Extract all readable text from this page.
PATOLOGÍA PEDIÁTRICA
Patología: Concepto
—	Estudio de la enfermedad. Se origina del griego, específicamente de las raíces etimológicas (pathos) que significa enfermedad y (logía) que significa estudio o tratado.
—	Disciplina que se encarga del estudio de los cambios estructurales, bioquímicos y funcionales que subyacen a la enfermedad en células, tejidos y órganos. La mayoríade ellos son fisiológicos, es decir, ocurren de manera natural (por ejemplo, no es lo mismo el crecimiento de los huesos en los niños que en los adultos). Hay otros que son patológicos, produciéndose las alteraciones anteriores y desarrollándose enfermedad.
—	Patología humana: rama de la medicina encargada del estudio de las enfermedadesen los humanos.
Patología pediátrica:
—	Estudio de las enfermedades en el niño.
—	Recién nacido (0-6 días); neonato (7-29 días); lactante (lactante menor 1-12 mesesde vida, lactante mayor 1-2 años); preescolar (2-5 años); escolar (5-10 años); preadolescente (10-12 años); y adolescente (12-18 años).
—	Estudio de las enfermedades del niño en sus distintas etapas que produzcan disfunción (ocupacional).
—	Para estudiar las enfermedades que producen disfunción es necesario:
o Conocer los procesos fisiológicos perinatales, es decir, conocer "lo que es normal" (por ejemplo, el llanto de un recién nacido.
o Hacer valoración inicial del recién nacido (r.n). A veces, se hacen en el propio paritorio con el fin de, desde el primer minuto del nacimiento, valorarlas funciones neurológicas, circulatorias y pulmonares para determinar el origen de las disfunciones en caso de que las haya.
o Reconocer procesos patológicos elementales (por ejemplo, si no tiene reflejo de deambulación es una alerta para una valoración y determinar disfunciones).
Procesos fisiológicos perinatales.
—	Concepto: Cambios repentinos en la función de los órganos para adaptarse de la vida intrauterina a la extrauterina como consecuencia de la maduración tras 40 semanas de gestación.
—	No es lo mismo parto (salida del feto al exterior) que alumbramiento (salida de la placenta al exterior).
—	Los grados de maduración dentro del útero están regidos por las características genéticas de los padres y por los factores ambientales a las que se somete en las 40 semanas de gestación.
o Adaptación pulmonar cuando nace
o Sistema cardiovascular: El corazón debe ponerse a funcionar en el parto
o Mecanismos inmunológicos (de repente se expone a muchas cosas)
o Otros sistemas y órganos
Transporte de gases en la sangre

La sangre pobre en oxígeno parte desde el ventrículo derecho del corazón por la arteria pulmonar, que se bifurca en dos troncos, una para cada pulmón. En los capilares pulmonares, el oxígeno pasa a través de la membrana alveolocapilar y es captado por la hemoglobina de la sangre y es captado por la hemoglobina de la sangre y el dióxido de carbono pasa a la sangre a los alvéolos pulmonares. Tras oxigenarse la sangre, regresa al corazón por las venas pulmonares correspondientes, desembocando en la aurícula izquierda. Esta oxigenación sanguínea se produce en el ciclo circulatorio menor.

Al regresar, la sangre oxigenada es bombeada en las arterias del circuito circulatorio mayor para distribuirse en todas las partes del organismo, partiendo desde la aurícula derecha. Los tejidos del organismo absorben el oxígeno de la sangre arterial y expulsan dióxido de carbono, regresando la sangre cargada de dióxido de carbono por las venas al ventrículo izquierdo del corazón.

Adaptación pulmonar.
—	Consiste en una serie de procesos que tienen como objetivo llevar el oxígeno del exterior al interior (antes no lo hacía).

----------------------------------------

**PROBLEM REQUIREMENTS:**
In the records above, how many lines contain the word "venas"? Give the number alone.

**EXERCISE RESPONSE:**
2